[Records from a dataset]
┄┄┄┄┄┄┄┄┄┄
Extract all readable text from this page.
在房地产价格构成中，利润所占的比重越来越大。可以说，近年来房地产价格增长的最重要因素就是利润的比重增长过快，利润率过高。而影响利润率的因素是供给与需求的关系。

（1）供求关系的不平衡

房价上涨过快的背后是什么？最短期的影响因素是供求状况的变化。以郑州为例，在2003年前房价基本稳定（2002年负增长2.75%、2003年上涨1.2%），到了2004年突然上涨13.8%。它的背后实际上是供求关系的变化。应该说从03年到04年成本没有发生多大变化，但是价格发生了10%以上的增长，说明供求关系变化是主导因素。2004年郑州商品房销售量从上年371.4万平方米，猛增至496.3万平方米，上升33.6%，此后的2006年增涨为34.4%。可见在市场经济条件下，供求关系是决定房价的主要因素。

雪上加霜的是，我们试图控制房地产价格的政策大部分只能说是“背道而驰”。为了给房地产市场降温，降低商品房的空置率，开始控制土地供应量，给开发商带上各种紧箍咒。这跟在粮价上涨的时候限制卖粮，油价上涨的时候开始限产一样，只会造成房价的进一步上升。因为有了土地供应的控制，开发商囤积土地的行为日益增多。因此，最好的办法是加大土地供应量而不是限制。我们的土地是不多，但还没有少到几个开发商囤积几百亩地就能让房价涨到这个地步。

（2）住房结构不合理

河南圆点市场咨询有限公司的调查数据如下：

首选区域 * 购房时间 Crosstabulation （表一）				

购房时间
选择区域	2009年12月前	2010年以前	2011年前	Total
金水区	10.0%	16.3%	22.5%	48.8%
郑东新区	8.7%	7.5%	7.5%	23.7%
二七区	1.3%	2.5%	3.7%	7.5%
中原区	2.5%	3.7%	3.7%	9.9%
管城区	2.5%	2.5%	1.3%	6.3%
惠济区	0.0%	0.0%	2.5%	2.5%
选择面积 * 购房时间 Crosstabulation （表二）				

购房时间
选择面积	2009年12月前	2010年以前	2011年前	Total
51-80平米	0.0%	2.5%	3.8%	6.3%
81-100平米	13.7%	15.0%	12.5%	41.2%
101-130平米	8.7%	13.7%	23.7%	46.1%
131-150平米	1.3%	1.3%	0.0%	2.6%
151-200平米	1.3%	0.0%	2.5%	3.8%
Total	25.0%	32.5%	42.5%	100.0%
┄┄┄┄┄┄┄┄┄┄
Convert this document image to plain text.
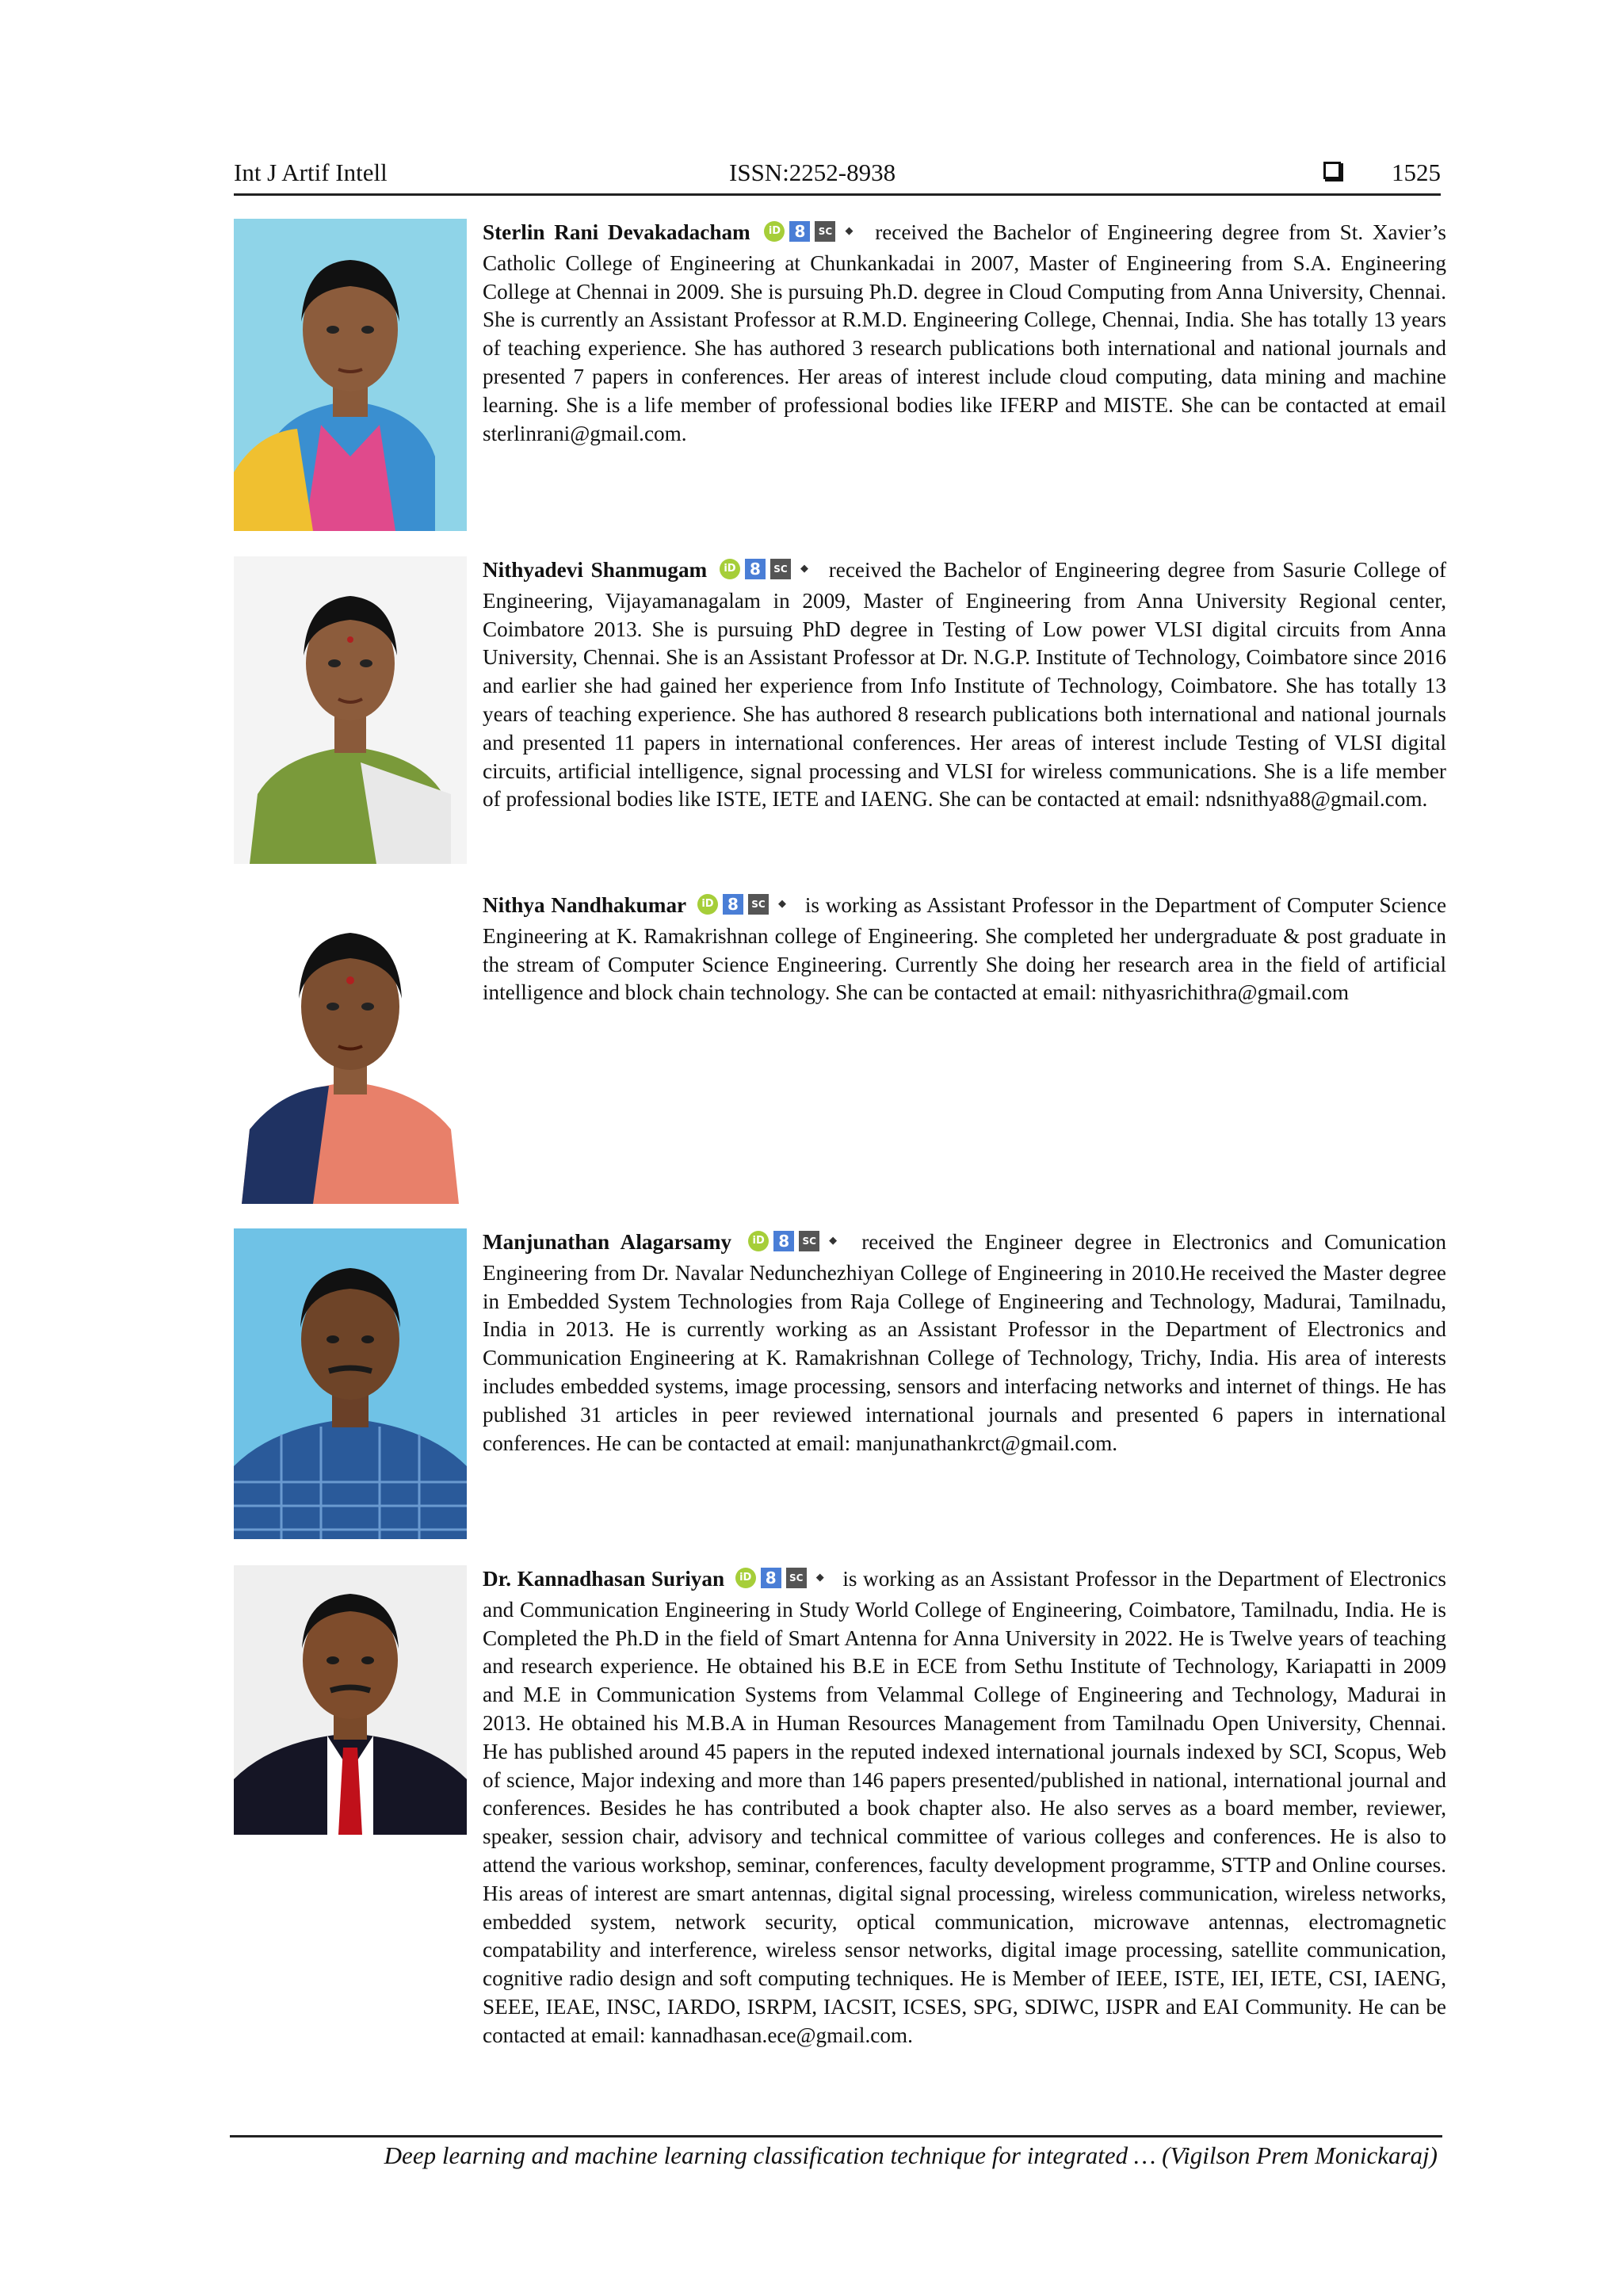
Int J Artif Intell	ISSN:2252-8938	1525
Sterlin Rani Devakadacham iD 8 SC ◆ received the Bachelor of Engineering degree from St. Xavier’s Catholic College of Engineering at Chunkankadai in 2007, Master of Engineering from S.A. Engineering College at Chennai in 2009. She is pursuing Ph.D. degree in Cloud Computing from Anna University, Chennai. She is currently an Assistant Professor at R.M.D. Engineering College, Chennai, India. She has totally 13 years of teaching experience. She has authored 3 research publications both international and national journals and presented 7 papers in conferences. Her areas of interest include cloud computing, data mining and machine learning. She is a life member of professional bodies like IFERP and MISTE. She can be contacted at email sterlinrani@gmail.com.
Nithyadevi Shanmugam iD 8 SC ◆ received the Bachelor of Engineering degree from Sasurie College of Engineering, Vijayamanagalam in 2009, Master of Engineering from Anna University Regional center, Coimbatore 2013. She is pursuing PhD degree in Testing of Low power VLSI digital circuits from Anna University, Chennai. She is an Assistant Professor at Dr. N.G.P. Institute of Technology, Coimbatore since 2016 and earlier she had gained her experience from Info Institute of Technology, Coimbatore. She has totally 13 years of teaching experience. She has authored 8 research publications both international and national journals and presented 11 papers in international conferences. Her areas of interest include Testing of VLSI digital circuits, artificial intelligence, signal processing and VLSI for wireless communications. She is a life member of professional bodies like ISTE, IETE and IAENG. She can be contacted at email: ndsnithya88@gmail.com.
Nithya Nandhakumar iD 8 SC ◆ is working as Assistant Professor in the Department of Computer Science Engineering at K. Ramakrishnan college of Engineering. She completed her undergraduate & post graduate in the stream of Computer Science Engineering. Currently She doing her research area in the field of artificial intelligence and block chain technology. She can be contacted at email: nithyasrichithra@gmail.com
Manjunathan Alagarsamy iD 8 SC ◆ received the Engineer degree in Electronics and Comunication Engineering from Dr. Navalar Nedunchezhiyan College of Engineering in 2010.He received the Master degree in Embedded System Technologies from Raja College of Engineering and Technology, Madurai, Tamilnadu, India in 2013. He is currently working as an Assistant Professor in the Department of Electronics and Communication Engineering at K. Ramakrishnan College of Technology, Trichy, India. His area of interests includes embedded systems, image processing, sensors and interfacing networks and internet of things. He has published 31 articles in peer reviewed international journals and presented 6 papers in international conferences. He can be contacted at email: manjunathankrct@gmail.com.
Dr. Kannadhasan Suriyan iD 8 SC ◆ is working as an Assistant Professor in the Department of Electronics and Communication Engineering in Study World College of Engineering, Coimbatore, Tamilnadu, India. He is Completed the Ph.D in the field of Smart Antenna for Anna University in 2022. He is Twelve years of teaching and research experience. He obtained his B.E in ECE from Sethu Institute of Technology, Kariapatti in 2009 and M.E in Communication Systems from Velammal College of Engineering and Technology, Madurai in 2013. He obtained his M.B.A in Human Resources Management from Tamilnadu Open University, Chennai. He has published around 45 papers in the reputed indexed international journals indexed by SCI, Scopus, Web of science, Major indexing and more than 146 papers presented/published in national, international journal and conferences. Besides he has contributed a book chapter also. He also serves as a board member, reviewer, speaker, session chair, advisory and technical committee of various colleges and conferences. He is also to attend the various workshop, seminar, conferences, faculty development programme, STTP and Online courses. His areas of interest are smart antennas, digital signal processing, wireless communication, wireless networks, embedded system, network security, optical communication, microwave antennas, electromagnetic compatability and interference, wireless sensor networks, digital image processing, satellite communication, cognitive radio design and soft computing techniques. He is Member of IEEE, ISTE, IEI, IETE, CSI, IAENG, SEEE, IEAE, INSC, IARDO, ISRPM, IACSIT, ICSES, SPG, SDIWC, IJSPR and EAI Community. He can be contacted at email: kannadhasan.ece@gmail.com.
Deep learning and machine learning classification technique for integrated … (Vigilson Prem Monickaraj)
┄┄┄┄┄┄┄┄┄┄
Scan the listing above. Collect all lines with the word "Bachelor".

Sterlin Rani Devakadacham iD 8 SC ◆ received the Bachelor of Engineering degree from St. Xavier’s Catholic College of Engineering at Chunkankadai in 2007, Master of Engineering from S.A. Engineering College at Chennai in 2009. She is pursuing Ph.D. degree in Cloud Computing from Anna University, Chennai. She is currently an Assistant Professor at R.M.D. Engineering College, Chennai, India. She has totally 13 years of teaching experience. She has authored 3 research publications both international and national journals and presented 7 papers in conferences. Her areas of interest include cloud computing, data mining and machine learning. She is a life member of professional bodies like IFERP and MISTE. She can be contacted at email sterlinrani@gmail.com.
Nithyadevi Shanmugam iD 8 SC ◆ received the Bachelor of Engineering degree from Sasurie College of Engineering, Vijayamanagalam in 2009, Master of Engineering from Anna University Regional center, Coimbatore 2013. She is pursuing PhD degree in Testing of Low power VLSI digital circuits from Anna University, Chennai. She is an Assistant Professor at Dr. N.G.P. Institute of Technology, Coimbatore since 2016 and earlier she had gained her experience from Info Institute of Technology, Coimbatore. She has totally 13 years of teaching experience. She has authored 8 research publications both international and national journals and presented 11 papers in international conferences. Her areas of interest include Testing of VLSI digital circuits, artificial intelligence, signal processing and VLSI for wireless communications. She is a life member of professional bodies like ISTE, IETE and IAENG. She can be contacted at email: ndsnithya88@gmail.com.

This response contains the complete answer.